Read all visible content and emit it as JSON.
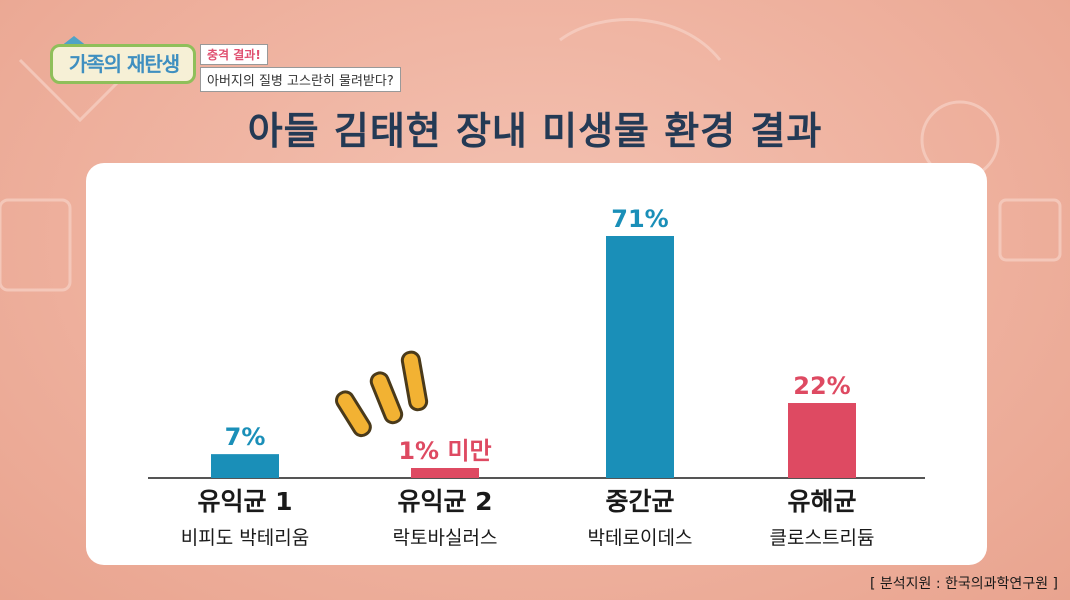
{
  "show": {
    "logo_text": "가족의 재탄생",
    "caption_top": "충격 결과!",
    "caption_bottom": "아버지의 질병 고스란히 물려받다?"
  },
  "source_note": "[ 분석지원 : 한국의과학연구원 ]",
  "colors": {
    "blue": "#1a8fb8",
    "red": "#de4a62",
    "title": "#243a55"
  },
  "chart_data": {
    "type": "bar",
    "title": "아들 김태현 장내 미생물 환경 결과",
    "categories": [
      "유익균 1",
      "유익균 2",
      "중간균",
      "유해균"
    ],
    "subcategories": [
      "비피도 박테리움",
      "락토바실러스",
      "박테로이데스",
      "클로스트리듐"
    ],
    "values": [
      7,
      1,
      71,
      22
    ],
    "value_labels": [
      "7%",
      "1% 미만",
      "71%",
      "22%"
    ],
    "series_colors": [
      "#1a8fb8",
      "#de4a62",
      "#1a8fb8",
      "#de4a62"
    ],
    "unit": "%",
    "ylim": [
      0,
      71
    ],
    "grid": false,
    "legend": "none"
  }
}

:: DIRECTIONS ::
Make a verbatim copy of all the entries and strip out the pictures.

:: THE COMPLETED TASK ::
Read all visible content and emit it as JSON.
{
  "show": {
    "logo_text": "가족의 재탄생",
    "caption_top": "충격 결과!",
    "caption_bottom": "아버지의 질병 고스란히 물려받다?"
  },
  "source_note": "[ 분석지원 : 한국의과학연구원 ]",
  "colors": {
    "blue": "#1a8fb8",
    "red": "#de4a62",
    "title": "#243a55"
  },
  "chart_data": {
    "type": "bar",
    "title": "아들 김태현 장내 미생물 환경 결과",
    "categories": [
      "유익균 1",
      "유익균 2",
      "중간균",
      "유해균"
    ],
    "subcategories": [
      "비피도 박테리움",
      "락토바실러스",
      "박테로이데스",
      "클로스트리듐"
    ],
    "values": [
      7,
      1,
      71,
      22
    ],
    "value_labels": [
      "7%",
      "1% 미만",
      "71%",
      "22%"
    ],
    "series_colors": [
      "#1a8fb8",
      "#de4a62",
      "#1a8fb8",
      "#de4a62"
    ],
    "unit": "%",
    "ylim": [
      0,
      71
    ],
    "grid": false,
    "legend": "none"
  }
}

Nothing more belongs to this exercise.